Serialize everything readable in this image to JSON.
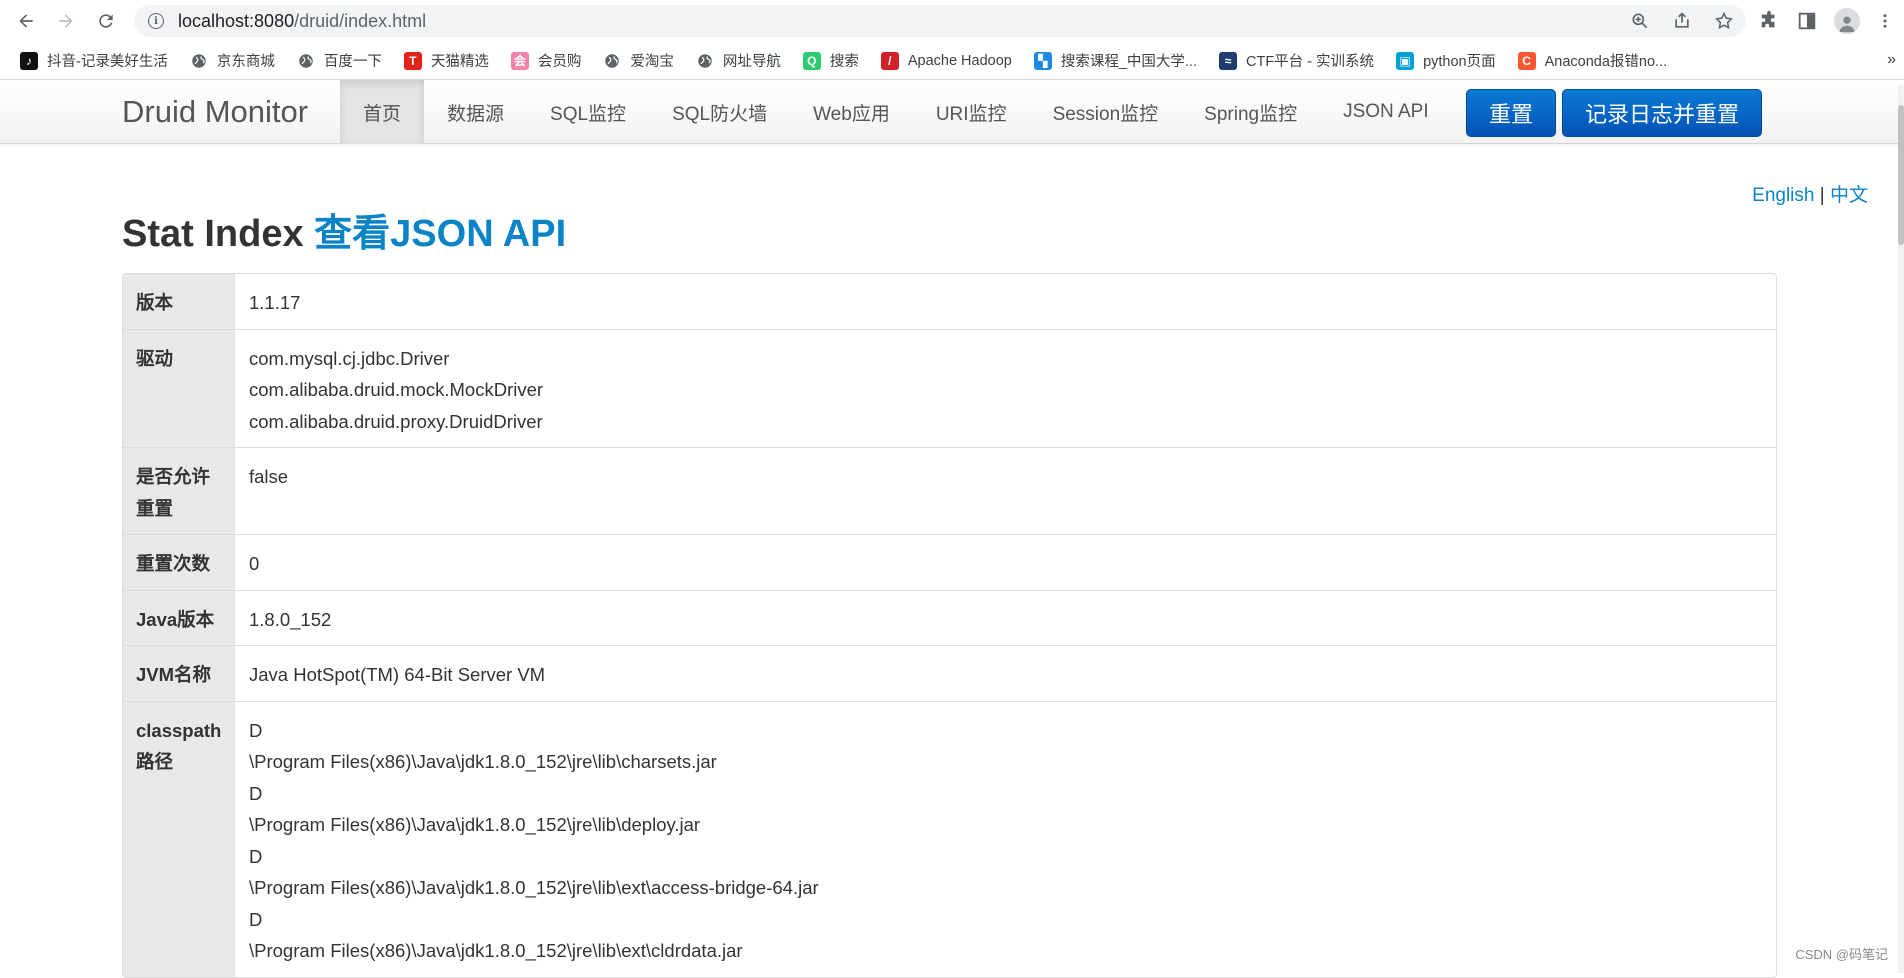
{
  "browser": {
    "url_host": "localhost:8080",
    "url_path": "/druid/index.html",
    "bookmarks": [
      {
        "label": "抖音-记录美好生活",
        "icon": "tiktok-icon",
        "color": "#111111",
        "glyph": "♪"
      },
      {
        "label": "京东商城",
        "icon": "globe-icon",
        "color": "#5f6368",
        "glyph": ""
      },
      {
        "label": "百度一下",
        "icon": "globe-icon",
        "color": "#5f6368",
        "glyph": ""
      },
      {
        "label": "天猫精选",
        "icon": "tmall-icon",
        "color": "#e2231a",
        "glyph": "T"
      },
      {
        "label": "会员购",
        "icon": "bilibili-shop-icon",
        "color": "#f582a7",
        "glyph": "会"
      },
      {
        "label": "爱淘宝",
        "icon": "globe-icon",
        "color": "#5f6368",
        "glyph": ""
      },
      {
        "label": "网址导航",
        "icon": "globe-icon",
        "color": "#5f6368",
        "glyph": ""
      },
      {
        "label": "搜索",
        "icon": "search-engine-icon",
        "color": "#2ecc71",
        "glyph": "Q"
      },
      {
        "label": "Apache Hadoop",
        "icon": "feather-icon",
        "color": "#d22128",
        "glyph": "/"
      },
      {
        "label": "搜索课程_中国大学...",
        "icon": "mooc-icon",
        "color": "#1e88e5",
        "glyph": "▚"
      },
      {
        "label": "CTF平台 - 实训系统",
        "icon": "ctf-icon",
        "color": "#1e3c72",
        "glyph": "≈"
      },
      {
        "label": "python页面",
        "icon": "bilibili-icon",
        "color": "#00a1d6",
        "glyph": "▣"
      },
      {
        "label": "Anaconda报错no...",
        "icon": "csdn-icon",
        "color": "#fc5531",
        "glyph": "C"
      }
    ],
    "more": "»"
  },
  "navbar": {
    "brand": "Druid Monitor",
    "items": [
      "首页",
      "数据源",
      "SQL监控",
      "SQL防火墙",
      "Web应用",
      "URI监控",
      "Session监控",
      "Spring监控",
      "JSON API"
    ],
    "active_index": 0,
    "reset_label": "重置",
    "log_reset_label": "记录日志并重置"
  },
  "lang": {
    "english": "English",
    "separator": "|",
    "chinese": "中文"
  },
  "page": {
    "title": "Stat Index",
    "title_link": "查看JSON API"
  },
  "stats": [
    {
      "key": "版本",
      "lines": [
        "1.1.17"
      ]
    },
    {
      "key": "驱动",
      "lines": [
        "com.mysql.cj.jdbc.Driver",
        "com.alibaba.druid.mock.MockDriver",
        "com.alibaba.druid.proxy.DruidDriver"
      ]
    },
    {
      "key": "是否允许重置",
      "lines": [
        "false"
      ]
    },
    {
      "key": "重置次数",
      "lines": [
        "0"
      ]
    },
    {
      "key": "Java版本",
      "lines": [
        "1.8.0_152"
      ]
    },
    {
      "key": "JVM名称",
      "lines": [
        "Java HotSpot(TM) 64-Bit Server VM"
      ]
    },
    {
      "key": "classpath路径",
      "lines": [
        "D",
        "\\Program Files(x86)\\Java\\jdk1.8.0_152\\jre\\lib\\charsets.jar",
        "D",
        "\\Program Files(x86)\\Java\\jdk1.8.0_152\\jre\\lib\\deploy.jar",
        "D",
        "\\Program Files(x86)\\Java\\jdk1.8.0_152\\jre\\lib\\ext\\access-bridge-64.jar",
        "D",
        "\\Program Files(x86)\\Java\\jdk1.8.0_152\\jre\\lib\\ext\\cldrdata.jar"
      ]
    }
  ],
  "watermark": "CSDN @码笔记"
}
===
## What needs to be done
Write the material out again exactly as it appears, dropping the pictures.

## Answer to the problem
Serialize everything readable in this image to JSON.
{
  "browser": {
    "url_host": "localhost:8080",
    "url_path": "/druid/index.html",
    "bookmarks": [
      {
        "label": "抖音-记录美好生活",
        "icon": "tiktok-icon",
        "color": "#111111",
        "glyph": "♪"
      },
      {
        "label": "京东商城",
        "icon": "globe-icon",
        "color": "#5f6368",
        "glyph": ""
      },
      {
        "label": "百度一下",
        "icon": "globe-icon",
        "color": "#5f6368",
        "glyph": ""
      },
      {
        "label": "天猫精选",
        "icon": "tmall-icon",
        "color": "#e2231a",
        "glyph": "T"
      },
      {
        "label": "会员购",
        "icon": "bilibili-shop-icon",
        "color": "#f582a7",
        "glyph": "会"
      },
      {
        "label": "爱淘宝",
        "icon": "globe-icon",
        "color": "#5f6368",
        "glyph": ""
      },
      {
        "label": "网址导航",
        "icon": "globe-icon",
        "color": "#5f6368",
        "glyph": ""
      },
      {
        "label": "搜索",
        "icon": "search-engine-icon",
        "color": "#2ecc71",
        "glyph": "Q"
      },
      {
        "label": "Apache Hadoop",
        "icon": "feather-icon",
        "color": "#d22128",
        "glyph": "/"
      },
      {
        "label": "搜索课程_中国大学...",
        "icon": "mooc-icon",
        "color": "#1e88e5",
        "glyph": "▚"
      },
      {
        "label": "CTF平台 - 实训系统",
        "icon": "ctf-icon",
        "color": "#1e3c72",
        "glyph": "≈"
      },
      {
        "label": "python页面",
        "icon": "bilibili-icon",
        "color": "#00a1d6",
        "glyph": "▣"
      },
      {
        "label": "Anaconda报错no...",
        "icon": "csdn-icon",
        "color": "#fc5531",
        "glyph": "C"
      }
    ],
    "more": "»"
  },
  "navbar": {
    "brand": "Druid Monitor",
    "items": [
      "首页",
      "数据源",
      "SQL监控",
      "SQL防火墙",
      "Web应用",
      "URI监控",
      "Session监控",
      "Spring监控",
      "JSON API"
    ],
    "active_index": 0,
    "reset_label": "重置",
    "log_reset_label": "记录日志并重置"
  },
  "lang": {
    "english": "English",
    "separator": "|",
    "chinese": "中文"
  },
  "page": {
    "title": "Stat Index",
    "title_link": "查看JSON API"
  },
  "stats": [
    {
      "key": "版本",
      "lines": [
        "1.1.17"
      ]
    },
    {
      "key": "驱动",
      "lines": [
        "com.mysql.cj.jdbc.Driver",
        "com.alibaba.druid.mock.MockDriver",
        "com.alibaba.druid.proxy.DruidDriver"
      ]
    },
    {
      "key": "是否允许重置",
      "lines": [
        "false"
      ]
    },
    {
      "key": "重置次数",
      "lines": [
        "0"
      ]
    },
    {
      "key": "Java版本",
      "lines": [
        "1.8.0_152"
      ]
    },
    {
      "key": "JVM名称",
      "lines": [
        "Java HotSpot(TM) 64-Bit Server VM"
      ]
    },
    {
      "key": "classpath路径",
      "lines": [
        "D",
        "\\Program Files(x86)\\Java\\jdk1.8.0_152\\jre\\lib\\charsets.jar",
        "D",
        "\\Program Files(x86)\\Java\\jdk1.8.0_152\\jre\\lib\\deploy.jar",
        "D",
        "\\Program Files(x86)\\Java\\jdk1.8.0_152\\jre\\lib\\ext\\access-bridge-64.jar",
        "D",
        "\\Program Files(x86)\\Java\\jdk1.8.0_152\\jre\\lib\\ext\\cldrdata.jar"
      ]
    }
  ],
  "watermark": "CSDN @码笔记"
}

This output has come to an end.